## EXERCISE OBJECTIVE
Gather every line of the entries that includes the word "ဖဝထယ".

-- RECORDS PROVIDED start --

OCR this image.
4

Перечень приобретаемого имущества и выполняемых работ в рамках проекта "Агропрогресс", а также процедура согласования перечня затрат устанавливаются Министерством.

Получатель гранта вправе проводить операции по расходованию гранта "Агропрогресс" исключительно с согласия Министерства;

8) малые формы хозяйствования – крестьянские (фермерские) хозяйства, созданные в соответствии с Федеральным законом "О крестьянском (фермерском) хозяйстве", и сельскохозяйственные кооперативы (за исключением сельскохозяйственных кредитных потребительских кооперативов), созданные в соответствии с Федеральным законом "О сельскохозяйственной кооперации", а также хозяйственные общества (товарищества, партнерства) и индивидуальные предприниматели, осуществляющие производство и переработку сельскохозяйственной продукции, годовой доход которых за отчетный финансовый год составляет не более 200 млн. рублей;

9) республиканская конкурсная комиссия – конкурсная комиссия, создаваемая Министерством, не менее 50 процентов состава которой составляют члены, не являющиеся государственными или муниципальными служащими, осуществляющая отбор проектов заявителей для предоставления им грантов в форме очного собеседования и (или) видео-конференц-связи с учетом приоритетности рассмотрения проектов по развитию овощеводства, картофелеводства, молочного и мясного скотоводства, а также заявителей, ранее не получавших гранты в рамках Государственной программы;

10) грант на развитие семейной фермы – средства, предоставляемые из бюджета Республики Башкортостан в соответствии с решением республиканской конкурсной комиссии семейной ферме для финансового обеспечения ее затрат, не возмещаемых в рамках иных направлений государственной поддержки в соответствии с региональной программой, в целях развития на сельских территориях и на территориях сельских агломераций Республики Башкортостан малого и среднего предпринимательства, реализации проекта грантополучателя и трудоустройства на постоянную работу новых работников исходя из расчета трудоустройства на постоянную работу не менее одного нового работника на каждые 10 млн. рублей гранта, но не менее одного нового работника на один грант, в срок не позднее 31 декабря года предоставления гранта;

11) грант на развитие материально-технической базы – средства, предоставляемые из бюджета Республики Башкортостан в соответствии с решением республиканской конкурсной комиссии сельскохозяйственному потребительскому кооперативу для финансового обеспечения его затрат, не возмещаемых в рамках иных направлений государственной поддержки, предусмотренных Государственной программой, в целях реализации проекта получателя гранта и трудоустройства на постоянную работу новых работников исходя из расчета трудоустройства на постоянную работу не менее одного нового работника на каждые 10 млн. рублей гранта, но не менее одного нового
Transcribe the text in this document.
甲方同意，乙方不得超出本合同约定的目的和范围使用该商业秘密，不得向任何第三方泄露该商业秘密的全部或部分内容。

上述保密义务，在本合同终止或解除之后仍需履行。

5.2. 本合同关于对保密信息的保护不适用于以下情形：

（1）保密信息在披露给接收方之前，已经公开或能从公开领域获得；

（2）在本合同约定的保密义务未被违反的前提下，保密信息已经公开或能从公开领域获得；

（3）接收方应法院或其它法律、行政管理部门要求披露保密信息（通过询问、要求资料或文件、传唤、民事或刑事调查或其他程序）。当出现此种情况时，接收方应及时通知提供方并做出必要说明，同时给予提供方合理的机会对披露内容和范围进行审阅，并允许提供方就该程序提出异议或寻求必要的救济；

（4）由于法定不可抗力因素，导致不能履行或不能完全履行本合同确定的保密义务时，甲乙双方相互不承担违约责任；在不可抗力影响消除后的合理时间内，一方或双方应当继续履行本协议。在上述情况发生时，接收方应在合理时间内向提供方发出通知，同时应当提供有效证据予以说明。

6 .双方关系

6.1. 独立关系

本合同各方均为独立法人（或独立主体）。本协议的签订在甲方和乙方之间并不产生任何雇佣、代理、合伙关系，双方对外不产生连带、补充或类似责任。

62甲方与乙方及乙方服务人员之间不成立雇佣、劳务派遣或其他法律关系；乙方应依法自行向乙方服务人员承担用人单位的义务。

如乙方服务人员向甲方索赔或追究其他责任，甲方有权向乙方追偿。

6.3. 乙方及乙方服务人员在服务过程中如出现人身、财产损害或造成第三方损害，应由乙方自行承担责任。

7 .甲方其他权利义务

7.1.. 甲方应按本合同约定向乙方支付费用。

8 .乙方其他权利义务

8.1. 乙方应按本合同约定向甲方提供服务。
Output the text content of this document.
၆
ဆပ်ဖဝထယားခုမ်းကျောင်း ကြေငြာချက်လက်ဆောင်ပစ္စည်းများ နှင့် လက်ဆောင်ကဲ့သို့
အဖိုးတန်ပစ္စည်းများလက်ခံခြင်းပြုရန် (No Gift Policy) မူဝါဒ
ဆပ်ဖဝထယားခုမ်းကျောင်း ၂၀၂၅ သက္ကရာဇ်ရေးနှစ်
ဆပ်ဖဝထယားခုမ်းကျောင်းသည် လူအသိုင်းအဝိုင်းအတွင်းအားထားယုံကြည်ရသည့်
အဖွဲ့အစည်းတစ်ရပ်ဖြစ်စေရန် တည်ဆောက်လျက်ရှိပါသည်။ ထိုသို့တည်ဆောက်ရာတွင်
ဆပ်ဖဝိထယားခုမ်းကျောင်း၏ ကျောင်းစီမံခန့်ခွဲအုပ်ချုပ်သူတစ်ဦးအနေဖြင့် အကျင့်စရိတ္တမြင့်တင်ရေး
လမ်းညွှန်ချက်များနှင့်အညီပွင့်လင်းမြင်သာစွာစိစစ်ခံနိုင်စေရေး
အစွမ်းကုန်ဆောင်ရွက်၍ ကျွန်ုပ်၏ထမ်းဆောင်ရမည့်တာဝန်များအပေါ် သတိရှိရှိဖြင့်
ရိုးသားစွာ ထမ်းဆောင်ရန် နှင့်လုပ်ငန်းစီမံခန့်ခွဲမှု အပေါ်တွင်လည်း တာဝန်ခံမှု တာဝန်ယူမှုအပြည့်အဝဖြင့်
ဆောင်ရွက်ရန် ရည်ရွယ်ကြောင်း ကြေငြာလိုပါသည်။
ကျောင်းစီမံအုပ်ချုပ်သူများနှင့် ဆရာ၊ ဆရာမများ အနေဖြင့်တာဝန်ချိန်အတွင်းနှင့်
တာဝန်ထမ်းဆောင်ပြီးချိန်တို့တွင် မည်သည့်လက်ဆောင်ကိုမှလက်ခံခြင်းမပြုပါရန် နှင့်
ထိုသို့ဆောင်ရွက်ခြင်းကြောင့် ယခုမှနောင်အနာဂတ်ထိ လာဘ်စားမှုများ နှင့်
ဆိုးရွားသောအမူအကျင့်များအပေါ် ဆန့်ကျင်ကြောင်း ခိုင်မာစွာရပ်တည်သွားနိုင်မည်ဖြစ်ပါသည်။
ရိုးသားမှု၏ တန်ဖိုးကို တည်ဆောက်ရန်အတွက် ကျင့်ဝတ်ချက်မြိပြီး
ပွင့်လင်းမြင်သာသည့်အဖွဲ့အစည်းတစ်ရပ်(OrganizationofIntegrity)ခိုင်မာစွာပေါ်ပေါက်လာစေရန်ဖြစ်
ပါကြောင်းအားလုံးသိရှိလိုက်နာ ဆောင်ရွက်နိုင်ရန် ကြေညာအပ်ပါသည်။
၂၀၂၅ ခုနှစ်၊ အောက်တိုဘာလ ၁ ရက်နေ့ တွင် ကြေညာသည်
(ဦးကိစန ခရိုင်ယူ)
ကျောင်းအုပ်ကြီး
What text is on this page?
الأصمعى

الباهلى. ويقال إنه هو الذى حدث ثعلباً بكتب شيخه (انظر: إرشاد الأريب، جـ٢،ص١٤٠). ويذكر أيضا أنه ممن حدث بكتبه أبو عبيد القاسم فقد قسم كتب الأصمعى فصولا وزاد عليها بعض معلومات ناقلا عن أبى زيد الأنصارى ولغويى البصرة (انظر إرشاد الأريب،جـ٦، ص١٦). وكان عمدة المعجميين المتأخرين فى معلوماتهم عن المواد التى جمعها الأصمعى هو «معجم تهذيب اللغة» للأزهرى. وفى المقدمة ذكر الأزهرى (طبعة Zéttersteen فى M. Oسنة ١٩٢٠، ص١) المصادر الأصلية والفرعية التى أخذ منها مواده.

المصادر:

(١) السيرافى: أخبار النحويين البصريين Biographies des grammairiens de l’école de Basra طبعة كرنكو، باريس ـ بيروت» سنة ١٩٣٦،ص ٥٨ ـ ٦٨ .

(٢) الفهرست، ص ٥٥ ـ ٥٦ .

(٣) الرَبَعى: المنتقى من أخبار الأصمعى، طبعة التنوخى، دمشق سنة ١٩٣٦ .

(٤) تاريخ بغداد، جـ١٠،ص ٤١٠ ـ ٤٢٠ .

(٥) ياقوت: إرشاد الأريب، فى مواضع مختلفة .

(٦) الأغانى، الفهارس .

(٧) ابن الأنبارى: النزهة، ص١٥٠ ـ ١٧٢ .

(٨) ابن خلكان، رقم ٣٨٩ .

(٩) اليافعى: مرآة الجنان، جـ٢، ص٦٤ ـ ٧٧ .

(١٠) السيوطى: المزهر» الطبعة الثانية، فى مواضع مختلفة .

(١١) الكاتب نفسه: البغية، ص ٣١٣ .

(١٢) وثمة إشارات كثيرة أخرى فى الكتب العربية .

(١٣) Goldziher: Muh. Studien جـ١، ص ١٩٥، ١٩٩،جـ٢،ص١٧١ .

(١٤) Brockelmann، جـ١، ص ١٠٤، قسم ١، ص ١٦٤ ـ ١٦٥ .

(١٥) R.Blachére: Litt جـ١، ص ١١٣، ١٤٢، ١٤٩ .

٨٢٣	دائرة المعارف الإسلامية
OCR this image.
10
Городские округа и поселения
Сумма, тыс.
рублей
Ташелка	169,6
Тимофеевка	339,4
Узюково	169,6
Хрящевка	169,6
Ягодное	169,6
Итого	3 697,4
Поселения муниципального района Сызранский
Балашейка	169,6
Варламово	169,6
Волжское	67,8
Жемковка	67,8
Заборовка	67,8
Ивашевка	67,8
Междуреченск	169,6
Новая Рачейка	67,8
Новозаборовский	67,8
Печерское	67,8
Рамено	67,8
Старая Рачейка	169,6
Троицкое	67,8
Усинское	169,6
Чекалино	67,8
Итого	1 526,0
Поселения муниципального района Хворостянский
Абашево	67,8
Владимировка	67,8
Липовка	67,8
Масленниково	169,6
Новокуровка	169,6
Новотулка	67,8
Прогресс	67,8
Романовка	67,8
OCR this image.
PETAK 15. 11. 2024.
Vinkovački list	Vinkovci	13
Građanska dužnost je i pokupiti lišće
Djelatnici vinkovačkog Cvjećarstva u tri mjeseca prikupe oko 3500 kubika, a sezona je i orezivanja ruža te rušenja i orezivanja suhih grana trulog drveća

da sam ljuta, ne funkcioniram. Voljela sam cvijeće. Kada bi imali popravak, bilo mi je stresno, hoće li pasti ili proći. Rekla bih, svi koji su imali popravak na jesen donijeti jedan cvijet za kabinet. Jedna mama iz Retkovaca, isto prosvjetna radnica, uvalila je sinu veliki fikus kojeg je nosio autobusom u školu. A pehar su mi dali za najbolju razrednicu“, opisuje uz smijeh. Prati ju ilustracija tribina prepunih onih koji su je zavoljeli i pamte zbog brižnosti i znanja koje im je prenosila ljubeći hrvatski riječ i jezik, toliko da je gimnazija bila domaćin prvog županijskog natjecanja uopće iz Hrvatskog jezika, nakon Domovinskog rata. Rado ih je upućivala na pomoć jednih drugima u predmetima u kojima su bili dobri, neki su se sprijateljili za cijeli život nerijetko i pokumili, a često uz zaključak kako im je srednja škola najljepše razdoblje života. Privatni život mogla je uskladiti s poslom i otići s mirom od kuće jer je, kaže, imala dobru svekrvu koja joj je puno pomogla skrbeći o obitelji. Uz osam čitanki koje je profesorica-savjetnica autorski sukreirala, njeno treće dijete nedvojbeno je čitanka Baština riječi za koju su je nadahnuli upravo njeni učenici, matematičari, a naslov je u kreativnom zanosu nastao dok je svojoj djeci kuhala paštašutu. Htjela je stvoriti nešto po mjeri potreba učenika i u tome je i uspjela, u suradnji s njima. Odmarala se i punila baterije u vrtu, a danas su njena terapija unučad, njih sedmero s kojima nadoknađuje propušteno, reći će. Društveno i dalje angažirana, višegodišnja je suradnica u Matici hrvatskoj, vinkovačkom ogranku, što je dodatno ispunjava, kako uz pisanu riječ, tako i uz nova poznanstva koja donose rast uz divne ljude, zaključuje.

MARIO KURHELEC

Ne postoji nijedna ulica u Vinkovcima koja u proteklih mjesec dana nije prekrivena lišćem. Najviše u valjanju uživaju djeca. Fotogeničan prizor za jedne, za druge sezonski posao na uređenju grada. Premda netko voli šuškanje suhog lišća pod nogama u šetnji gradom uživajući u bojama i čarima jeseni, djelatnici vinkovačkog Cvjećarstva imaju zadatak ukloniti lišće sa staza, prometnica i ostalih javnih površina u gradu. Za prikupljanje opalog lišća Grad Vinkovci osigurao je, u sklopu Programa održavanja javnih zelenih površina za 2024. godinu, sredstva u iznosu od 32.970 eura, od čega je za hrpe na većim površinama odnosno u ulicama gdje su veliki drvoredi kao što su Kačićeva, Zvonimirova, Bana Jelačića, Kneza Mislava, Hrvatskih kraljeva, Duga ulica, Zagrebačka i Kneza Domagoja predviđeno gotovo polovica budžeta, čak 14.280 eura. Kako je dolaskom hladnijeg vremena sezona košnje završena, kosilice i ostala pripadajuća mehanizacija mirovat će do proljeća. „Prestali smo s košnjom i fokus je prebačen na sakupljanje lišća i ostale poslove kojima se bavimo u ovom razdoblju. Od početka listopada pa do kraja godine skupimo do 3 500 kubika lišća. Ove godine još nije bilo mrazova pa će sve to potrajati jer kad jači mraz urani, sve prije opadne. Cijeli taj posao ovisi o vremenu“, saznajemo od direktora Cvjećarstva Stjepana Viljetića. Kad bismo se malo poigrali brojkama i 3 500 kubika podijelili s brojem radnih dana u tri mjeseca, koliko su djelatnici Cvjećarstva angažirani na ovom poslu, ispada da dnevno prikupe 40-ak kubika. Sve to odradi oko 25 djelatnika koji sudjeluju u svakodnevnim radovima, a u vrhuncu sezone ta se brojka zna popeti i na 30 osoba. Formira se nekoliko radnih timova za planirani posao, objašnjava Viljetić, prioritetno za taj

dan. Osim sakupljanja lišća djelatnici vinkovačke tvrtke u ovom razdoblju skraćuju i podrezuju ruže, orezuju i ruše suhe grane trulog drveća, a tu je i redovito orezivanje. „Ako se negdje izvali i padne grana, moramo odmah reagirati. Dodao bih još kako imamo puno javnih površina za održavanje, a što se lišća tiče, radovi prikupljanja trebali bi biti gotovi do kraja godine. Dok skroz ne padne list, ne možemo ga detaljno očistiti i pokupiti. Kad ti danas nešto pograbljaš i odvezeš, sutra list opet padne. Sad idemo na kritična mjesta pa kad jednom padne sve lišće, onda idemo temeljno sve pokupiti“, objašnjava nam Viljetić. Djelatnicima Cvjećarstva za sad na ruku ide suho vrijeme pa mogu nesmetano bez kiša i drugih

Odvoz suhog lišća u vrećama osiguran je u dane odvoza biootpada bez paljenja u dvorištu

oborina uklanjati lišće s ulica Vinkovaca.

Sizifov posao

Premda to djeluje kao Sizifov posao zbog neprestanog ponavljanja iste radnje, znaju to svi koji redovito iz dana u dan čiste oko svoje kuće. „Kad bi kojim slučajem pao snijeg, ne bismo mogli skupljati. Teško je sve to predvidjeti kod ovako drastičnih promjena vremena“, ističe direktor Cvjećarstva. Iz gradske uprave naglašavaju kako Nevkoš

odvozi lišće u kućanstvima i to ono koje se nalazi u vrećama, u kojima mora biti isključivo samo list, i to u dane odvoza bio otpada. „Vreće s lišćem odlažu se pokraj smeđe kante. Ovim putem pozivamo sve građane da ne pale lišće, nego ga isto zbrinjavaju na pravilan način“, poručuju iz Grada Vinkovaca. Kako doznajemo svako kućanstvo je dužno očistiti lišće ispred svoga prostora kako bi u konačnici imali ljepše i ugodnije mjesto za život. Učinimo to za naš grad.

-- RECORDS PROVIDED end --

## SOLUTION BELOW
ဆပ်ဖဝထယားခုမ်းကျောင်း ကြေငြာချက်လက်ဆောင်ပစ္စည်းများ နှင့် လက်ဆောင်ကဲ့သို့
ဆပ်ဖဝထယားခုမ်းကျောင်း ၂၀၂၅ သက္ကရာဇ်ရေးနှစ်
ဆပ်ဖဝထယားခုမ်းကျောင်းသည် လူအသိုင်းအဝိုင်းအတွင်းအားထားယုံကြည်ရသည့်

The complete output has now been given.